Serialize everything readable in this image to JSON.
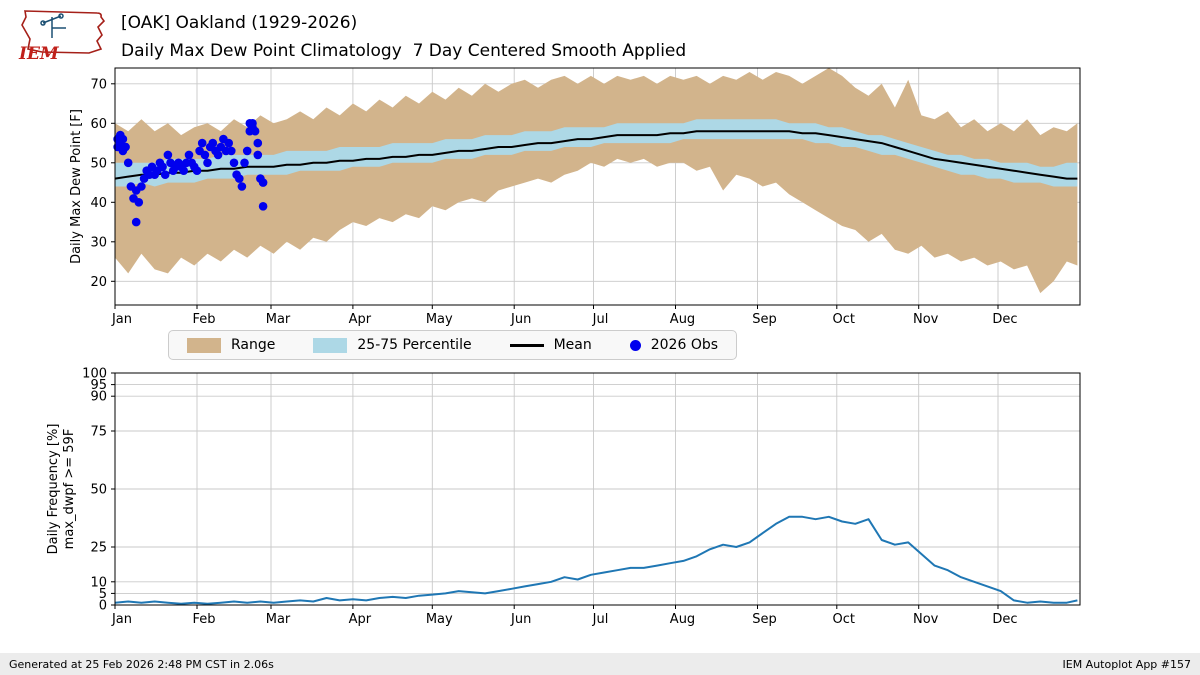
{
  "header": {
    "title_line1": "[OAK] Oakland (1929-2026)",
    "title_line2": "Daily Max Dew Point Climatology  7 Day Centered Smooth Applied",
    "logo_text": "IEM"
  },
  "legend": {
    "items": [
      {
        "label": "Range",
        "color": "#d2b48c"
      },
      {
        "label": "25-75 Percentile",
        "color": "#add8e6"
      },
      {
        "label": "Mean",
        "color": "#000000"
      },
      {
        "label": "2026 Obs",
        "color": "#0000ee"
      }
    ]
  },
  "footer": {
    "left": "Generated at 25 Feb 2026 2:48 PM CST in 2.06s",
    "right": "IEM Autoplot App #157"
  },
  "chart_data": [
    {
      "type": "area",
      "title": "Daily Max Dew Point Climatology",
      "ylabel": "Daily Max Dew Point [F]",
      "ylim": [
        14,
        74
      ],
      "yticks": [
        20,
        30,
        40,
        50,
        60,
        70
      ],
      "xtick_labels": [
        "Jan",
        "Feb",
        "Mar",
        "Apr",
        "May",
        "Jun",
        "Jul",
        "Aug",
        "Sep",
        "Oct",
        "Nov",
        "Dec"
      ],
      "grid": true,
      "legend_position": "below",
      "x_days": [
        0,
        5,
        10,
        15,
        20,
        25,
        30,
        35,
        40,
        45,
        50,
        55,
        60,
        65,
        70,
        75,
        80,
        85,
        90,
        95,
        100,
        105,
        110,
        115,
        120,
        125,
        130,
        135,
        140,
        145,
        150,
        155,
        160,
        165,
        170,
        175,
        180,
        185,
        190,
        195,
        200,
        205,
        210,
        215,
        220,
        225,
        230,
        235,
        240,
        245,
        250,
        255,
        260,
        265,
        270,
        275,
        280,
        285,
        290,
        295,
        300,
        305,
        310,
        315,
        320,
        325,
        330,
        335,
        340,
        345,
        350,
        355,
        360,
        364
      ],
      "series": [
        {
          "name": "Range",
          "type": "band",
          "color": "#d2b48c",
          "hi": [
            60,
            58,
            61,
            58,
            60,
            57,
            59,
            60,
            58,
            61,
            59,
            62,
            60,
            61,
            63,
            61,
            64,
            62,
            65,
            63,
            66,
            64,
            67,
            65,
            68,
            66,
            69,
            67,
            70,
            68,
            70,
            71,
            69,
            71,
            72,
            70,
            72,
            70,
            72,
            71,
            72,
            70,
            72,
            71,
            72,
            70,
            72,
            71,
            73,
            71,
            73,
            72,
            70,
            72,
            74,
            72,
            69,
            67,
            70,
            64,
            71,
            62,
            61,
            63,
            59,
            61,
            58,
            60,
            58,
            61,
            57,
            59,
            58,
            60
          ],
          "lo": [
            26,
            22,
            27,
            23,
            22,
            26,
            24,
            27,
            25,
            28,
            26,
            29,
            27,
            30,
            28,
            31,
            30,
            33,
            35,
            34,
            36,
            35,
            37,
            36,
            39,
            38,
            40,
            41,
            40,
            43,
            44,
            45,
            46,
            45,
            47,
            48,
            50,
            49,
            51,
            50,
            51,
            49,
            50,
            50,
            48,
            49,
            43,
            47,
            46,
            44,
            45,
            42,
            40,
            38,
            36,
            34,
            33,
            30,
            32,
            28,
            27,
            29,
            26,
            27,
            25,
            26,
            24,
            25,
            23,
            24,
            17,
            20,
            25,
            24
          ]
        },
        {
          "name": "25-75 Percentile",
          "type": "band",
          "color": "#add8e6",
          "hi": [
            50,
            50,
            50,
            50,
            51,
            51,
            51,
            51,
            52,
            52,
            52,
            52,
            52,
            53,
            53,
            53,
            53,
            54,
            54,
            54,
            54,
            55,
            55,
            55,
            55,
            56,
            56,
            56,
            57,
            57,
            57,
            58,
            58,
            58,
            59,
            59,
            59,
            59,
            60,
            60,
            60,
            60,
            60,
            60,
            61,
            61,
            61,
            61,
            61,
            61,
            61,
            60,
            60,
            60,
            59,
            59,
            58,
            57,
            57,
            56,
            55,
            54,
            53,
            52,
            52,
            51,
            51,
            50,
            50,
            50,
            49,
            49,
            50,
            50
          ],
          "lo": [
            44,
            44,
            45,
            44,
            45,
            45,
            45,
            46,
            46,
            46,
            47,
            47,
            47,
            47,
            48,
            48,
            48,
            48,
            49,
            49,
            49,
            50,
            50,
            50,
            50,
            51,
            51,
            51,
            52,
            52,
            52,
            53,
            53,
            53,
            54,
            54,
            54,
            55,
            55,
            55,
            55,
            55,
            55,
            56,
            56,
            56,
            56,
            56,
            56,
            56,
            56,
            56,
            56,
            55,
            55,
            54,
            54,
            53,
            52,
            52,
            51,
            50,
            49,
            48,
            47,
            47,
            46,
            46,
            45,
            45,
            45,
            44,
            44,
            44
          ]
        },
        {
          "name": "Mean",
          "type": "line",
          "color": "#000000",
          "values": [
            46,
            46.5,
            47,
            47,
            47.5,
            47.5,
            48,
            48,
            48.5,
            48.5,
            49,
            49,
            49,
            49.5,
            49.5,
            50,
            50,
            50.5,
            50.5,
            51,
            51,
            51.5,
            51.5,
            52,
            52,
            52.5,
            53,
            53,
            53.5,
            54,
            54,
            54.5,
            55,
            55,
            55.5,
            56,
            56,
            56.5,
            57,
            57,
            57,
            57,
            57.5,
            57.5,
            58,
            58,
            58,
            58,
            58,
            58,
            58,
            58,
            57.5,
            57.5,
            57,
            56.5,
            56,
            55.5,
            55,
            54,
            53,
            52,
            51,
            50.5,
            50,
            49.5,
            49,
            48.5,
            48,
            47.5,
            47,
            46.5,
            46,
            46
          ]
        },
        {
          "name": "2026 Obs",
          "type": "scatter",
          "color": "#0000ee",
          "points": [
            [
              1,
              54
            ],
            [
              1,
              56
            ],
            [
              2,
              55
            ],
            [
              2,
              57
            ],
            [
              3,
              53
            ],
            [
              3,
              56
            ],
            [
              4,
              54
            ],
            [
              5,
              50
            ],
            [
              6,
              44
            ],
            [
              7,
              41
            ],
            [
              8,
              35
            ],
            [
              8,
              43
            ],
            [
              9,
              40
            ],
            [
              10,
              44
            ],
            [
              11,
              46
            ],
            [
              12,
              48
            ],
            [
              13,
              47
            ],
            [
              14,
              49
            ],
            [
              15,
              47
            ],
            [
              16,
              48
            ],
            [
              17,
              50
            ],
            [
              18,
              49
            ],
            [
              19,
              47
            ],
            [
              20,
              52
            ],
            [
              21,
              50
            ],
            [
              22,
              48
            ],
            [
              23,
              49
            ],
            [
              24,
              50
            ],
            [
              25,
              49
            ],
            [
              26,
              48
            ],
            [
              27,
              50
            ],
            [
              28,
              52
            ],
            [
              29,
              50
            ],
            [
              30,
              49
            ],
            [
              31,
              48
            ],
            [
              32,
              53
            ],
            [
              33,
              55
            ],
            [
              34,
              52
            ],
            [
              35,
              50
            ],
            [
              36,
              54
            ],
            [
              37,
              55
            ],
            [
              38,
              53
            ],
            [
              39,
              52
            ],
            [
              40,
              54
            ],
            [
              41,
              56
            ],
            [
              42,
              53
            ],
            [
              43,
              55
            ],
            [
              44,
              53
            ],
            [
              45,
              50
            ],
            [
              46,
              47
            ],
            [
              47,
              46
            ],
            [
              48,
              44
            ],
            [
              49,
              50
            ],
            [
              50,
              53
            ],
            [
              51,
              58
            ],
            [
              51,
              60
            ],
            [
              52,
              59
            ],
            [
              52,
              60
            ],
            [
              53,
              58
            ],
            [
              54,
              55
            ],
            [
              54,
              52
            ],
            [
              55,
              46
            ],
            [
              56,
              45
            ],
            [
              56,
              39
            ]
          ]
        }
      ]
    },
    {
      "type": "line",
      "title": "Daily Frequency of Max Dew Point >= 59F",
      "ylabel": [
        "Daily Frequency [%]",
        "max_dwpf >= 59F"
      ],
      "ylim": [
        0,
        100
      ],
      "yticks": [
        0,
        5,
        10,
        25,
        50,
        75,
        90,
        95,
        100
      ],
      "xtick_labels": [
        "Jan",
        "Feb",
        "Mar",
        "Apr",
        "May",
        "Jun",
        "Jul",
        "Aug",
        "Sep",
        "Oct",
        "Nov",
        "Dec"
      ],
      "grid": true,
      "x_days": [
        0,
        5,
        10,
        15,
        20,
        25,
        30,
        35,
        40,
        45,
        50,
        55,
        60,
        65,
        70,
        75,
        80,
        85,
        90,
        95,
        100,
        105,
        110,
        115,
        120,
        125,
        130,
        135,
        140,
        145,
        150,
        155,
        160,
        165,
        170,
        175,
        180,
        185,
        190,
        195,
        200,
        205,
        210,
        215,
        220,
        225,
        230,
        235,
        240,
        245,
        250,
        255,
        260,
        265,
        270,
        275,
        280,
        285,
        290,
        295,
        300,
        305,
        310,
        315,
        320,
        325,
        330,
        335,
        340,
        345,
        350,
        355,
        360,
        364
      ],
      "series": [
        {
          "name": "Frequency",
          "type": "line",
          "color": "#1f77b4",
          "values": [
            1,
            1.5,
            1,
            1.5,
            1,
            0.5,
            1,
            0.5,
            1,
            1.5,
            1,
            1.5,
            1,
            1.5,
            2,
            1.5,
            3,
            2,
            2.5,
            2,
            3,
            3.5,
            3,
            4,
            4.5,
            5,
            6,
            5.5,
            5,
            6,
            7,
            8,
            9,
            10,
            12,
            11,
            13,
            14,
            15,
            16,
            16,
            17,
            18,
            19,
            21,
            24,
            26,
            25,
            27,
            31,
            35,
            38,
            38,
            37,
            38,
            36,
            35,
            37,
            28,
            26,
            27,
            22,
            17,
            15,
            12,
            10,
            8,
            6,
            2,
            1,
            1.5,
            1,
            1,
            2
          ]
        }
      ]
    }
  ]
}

Job:
Where a line above includes "Frequency", copy that line.

Final answer:
      "title": "Daily Frequency of Max Dew Point >= 59F",
        "Daily Frequency [%]",
          "name": "Frequency",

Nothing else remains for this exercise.